» Supplied material:
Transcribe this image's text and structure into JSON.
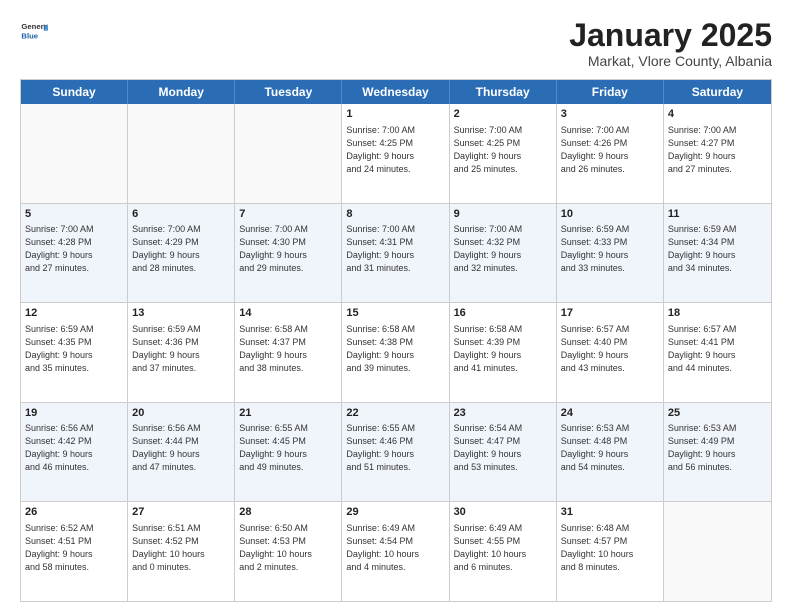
{
  "header": {
    "logo_general": "General",
    "logo_blue": "Blue",
    "month_title": "January 2025",
    "subtitle": "Markat, Vlore County, Albania"
  },
  "day_headers": [
    "Sunday",
    "Monday",
    "Tuesday",
    "Wednesday",
    "Thursday",
    "Friday",
    "Saturday"
  ],
  "weeks": [
    {
      "alt": false,
      "days": [
        {
          "number": "",
          "info": ""
        },
        {
          "number": "",
          "info": ""
        },
        {
          "number": "",
          "info": ""
        },
        {
          "number": "1",
          "info": "Sunrise: 7:00 AM\nSunset: 4:25 PM\nDaylight: 9 hours\nand 24 minutes."
        },
        {
          "number": "2",
          "info": "Sunrise: 7:00 AM\nSunset: 4:25 PM\nDaylight: 9 hours\nand 25 minutes."
        },
        {
          "number": "3",
          "info": "Sunrise: 7:00 AM\nSunset: 4:26 PM\nDaylight: 9 hours\nand 26 minutes."
        },
        {
          "number": "4",
          "info": "Sunrise: 7:00 AM\nSunset: 4:27 PM\nDaylight: 9 hours\nand 27 minutes."
        }
      ]
    },
    {
      "alt": true,
      "days": [
        {
          "number": "5",
          "info": "Sunrise: 7:00 AM\nSunset: 4:28 PM\nDaylight: 9 hours\nand 27 minutes."
        },
        {
          "number": "6",
          "info": "Sunrise: 7:00 AM\nSunset: 4:29 PM\nDaylight: 9 hours\nand 28 minutes."
        },
        {
          "number": "7",
          "info": "Sunrise: 7:00 AM\nSunset: 4:30 PM\nDaylight: 9 hours\nand 29 minutes."
        },
        {
          "number": "8",
          "info": "Sunrise: 7:00 AM\nSunset: 4:31 PM\nDaylight: 9 hours\nand 31 minutes."
        },
        {
          "number": "9",
          "info": "Sunrise: 7:00 AM\nSunset: 4:32 PM\nDaylight: 9 hours\nand 32 minutes."
        },
        {
          "number": "10",
          "info": "Sunrise: 6:59 AM\nSunset: 4:33 PM\nDaylight: 9 hours\nand 33 minutes."
        },
        {
          "number": "11",
          "info": "Sunrise: 6:59 AM\nSunset: 4:34 PM\nDaylight: 9 hours\nand 34 minutes."
        }
      ]
    },
    {
      "alt": false,
      "days": [
        {
          "number": "12",
          "info": "Sunrise: 6:59 AM\nSunset: 4:35 PM\nDaylight: 9 hours\nand 35 minutes."
        },
        {
          "number": "13",
          "info": "Sunrise: 6:59 AM\nSunset: 4:36 PM\nDaylight: 9 hours\nand 37 minutes."
        },
        {
          "number": "14",
          "info": "Sunrise: 6:58 AM\nSunset: 4:37 PM\nDaylight: 9 hours\nand 38 minutes."
        },
        {
          "number": "15",
          "info": "Sunrise: 6:58 AM\nSunset: 4:38 PM\nDaylight: 9 hours\nand 39 minutes."
        },
        {
          "number": "16",
          "info": "Sunrise: 6:58 AM\nSunset: 4:39 PM\nDaylight: 9 hours\nand 41 minutes."
        },
        {
          "number": "17",
          "info": "Sunrise: 6:57 AM\nSunset: 4:40 PM\nDaylight: 9 hours\nand 43 minutes."
        },
        {
          "number": "18",
          "info": "Sunrise: 6:57 AM\nSunset: 4:41 PM\nDaylight: 9 hours\nand 44 minutes."
        }
      ]
    },
    {
      "alt": true,
      "days": [
        {
          "number": "19",
          "info": "Sunrise: 6:56 AM\nSunset: 4:42 PM\nDaylight: 9 hours\nand 46 minutes."
        },
        {
          "number": "20",
          "info": "Sunrise: 6:56 AM\nSunset: 4:44 PM\nDaylight: 9 hours\nand 47 minutes."
        },
        {
          "number": "21",
          "info": "Sunrise: 6:55 AM\nSunset: 4:45 PM\nDaylight: 9 hours\nand 49 minutes."
        },
        {
          "number": "22",
          "info": "Sunrise: 6:55 AM\nSunset: 4:46 PM\nDaylight: 9 hours\nand 51 minutes."
        },
        {
          "number": "23",
          "info": "Sunrise: 6:54 AM\nSunset: 4:47 PM\nDaylight: 9 hours\nand 53 minutes."
        },
        {
          "number": "24",
          "info": "Sunrise: 6:53 AM\nSunset: 4:48 PM\nDaylight: 9 hours\nand 54 minutes."
        },
        {
          "number": "25",
          "info": "Sunrise: 6:53 AM\nSunset: 4:49 PM\nDaylight: 9 hours\nand 56 minutes."
        }
      ]
    },
    {
      "alt": false,
      "days": [
        {
          "number": "26",
          "info": "Sunrise: 6:52 AM\nSunset: 4:51 PM\nDaylight: 9 hours\nand 58 minutes."
        },
        {
          "number": "27",
          "info": "Sunrise: 6:51 AM\nSunset: 4:52 PM\nDaylight: 10 hours\nand 0 minutes."
        },
        {
          "number": "28",
          "info": "Sunrise: 6:50 AM\nSunset: 4:53 PM\nDaylight: 10 hours\nand 2 minutes."
        },
        {
          "number": "29",
          "info": "Sunrise: 6:49 AM\nSunset: 4:54 PM\nDaylight: 10 hours\nand 4 minutes."
        },
        {
          "number": "30",
          "info": "Sunrise: 6:49 AM\nSunset: 4:55 PM\nDaylight: 10 hours\nand 6 minutes."
        },
        {
          "number": "31",
          "info": "Sunrise: 6:48 AM\nSunset: 4:57 PM\nDaylight: 10 hours\nand 8 minutes."
        },
        {
          "number": "",
          "info": ""
        }
      ]
    }
  ]
}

» What you have to do:
Print the full listing exactly, dropping the pictures.

» Answer to the exercise:
Transcribe this image's text and structure into JSON.
{
  "header": {
    "logo_general": "General",
    "logo_blue": "Blue",
    "month_title": "January 2025",
    "subtitle": "Markat, Vlore County, Albania"
  },
  "day_headers": [
    "Sunday",
    "Monday",
    "Tuesday",
    "Wednesday",
    "Thursday",
    "Friday",
    "Saturday"
  ],
  "weeks": [
    {
      "alt": false,
      "days": [
        {
          "number": "",
          "info": ""
        },
        {
          "number": "",
          "info": ""
        },
        {
          "number": "",
          "info": ""
        },
        {
          "number": "1",
          "info": "Sunrise: 7:00 AM\nSunset: 4:25 PM\nDaylight: 9 hours\nand 24 minutes."
        },
        {
          "number": "2",
          "info": "Sunrise: 7:00 AM\nSunset: 4:25 PM\nDaylight: 9 hours\nand 25 minutes."
        },
        {
          "number": "3",
          "info": "Sunrise: 7:00 AM\nSunset: 4:26 PM\nDaylight: 9 hours\nand 26 minutes."
        },
        {
          "number": "4",
          "info": "Sunrise: 7:00 AM\nSunset: 4:27 PM\nDaylight: 9 hours\nand 27 minutes."
        }
      ]
    },
    {
      "alt": true,
      "days": [
        {
          "number": "5",
          "info": "Sunrise: 7:00 AM\nSunset: 4:28 PM\nDaylight: 9 hours\nand 27 minutes."
        },
        {
          "number": "6",
          "info": "Sunrise: 7:00 AM\nSunset: 4:29 PM\nDaylight: 9 hours\nand 28 minutes."
        },
        {
          "number": "7",
          "info": "Sunrise: 7:00 AM\nSunset: 4:30 PM\nDaylight: 9 hours\nand 29 minutes."
        },
        {
          "number": "8",
          "info": "Sunrise: 7:00 AM\nSunset: 4:31 PM\nDaylight: 9 hours\nand 31 minutes."
        },
        {
          "number": "9",
          "info": "Sunrise: 7:00 AM\nSunset: 4:32 PM\nDaylight: 9 hours\nand 32 minutes."
        },
        {
          "number": "10",
          "info": "Sunrise: 6:59 AM\nSunset: 4:33 PM\nDaylight: 9 hours\nand 33 minutes."
        },
        {
          "number": "11",
          "info": "Sunrise: 6:59 AM\nSunset: 4:34 PM\nDaylight: 9 hours\nand 34 minutes."
        }
      ]
    },
    {
      "alt": false,
      "days": [
        {
          "number": "12",
          "info": "Sunrise: 6:59 AM\nSunset: 4:35 PM\nDaylight: 9 hours\nand 35 minutes."
        },
        {
          "number": "13",
          "info": "Sunrise: 6:59 AM\nSunset: 4:36 PM\nDaylight: 9 hours\nand 37 minutes."
        },
        {
          "number": "14",
          "info": "Sunrise: 6:58 AM\nSunset: 4:37 PM\nDaylight: 9 hours\nand 38 minutes."
        },
        {
          "number": "15",
          "info": "Sunrise: 6:58 AM\nSunset: 4:38 PM\nDaylight: 9 hours\nand 39 minutes."
        },
        {
          "number": "16",
          "info": "Sunrise: 6:58 AM\nSunset: 4:39 PM\nDaylight: 9 hours\nand 41 minutes."
        },
        {
          "number": "17",
          "info": "Sunrise: 6:57 AM\nSunset: 4:40 PM\nDaylight: 9 hours\nand 43 minutes."
        },
        {
          "number": "18",
          "info": "Sunrise: 6:57 AM\nSunset: 4:41 PM\nDaylight: 9 hours\nand 44 minutes."
        }
      ]
    },
    {
      "alt": true,
      "days": [
        {
          "number": "19",
          "info": "Sunrise: 6:56 AM\nSunset: 4:42 PM\nDaylight: 9 hours\nand 46 minutes."
        },
        {
          "number": "20",
          "info": "Sunrise: 6:56 AM\nSunset: 4:44 PM\nDaylight: 9 hours\nand 47 minutes."
        },
        {
          "number": "21",
          "info": "Sunrise: 6:55 AM\nSunset: 4:45 PM\nDaylight: 9 hours\nand 49 minutes."
        },
        {
          "number": "22",
          "info": "Sunrise: 6:55 AM\nSunset: 4:46 PM\nDaylight: 9 hours\nand 51 minutes."
        },
        {
          "number": "23",
          "info": "Sunrise: 6:54 AM\nSunset: 4:47 PM\nDaylight: 9 hours\nand 53 minutes."
        },
        {
          "number": "24",
          "info": "Sunrise: 6:53 AM\nSunset: 4:48 PM\nDaylight: 9 hours\nand 54 minutes."
        },
        {
          "number": "25",
          "info": "Sunrise: 6:53 AM\nSunset: 4:49 PM\nDaylight: 9 hours\nand 56 minutes."
        }
      ]
    },
    {
      "alt": false,
      "days": [
        {
          "number": "26",
          "info": "Sunrise: 6:52 AM\nSunset: 4:51 PM\nDaylight: 9 hours\nand 58 minutes."
        },
        {
          "number": "27",
          "info": "Sunrise: 6:51 AM\nSunset: 4:52 PM\nDaylight: 10 hours\nand 0 minutes."
        },
        {
          "number": "28",
          "info": "Sunrise: 6:50 AM\nSunset: 4:53 PM\nDaylight: 10 hours\nand 2 minutes."
        },
        {
          "number": "29",
          "info": "Sunrise: 6:49 AM\nSunset: 4:54 PM\nDaylight: 10 hours\nand 4 minutes."
        },
        {
          "number": "30",
          "info": "Sunrise: 6:49 AM\nSunset: 4:55 PM\nDaylight: 10 hours\nand 6 minutes."
        },
        {
          "number": "31",
          "info": "Sunrise: 6:48 AM\nSunset: 4:57 PM\nDaylight: 10 hours\nand 8 minutes."
        },
        {
          "number": "",
          "info": ""
        }
      ]
    }
  ]
}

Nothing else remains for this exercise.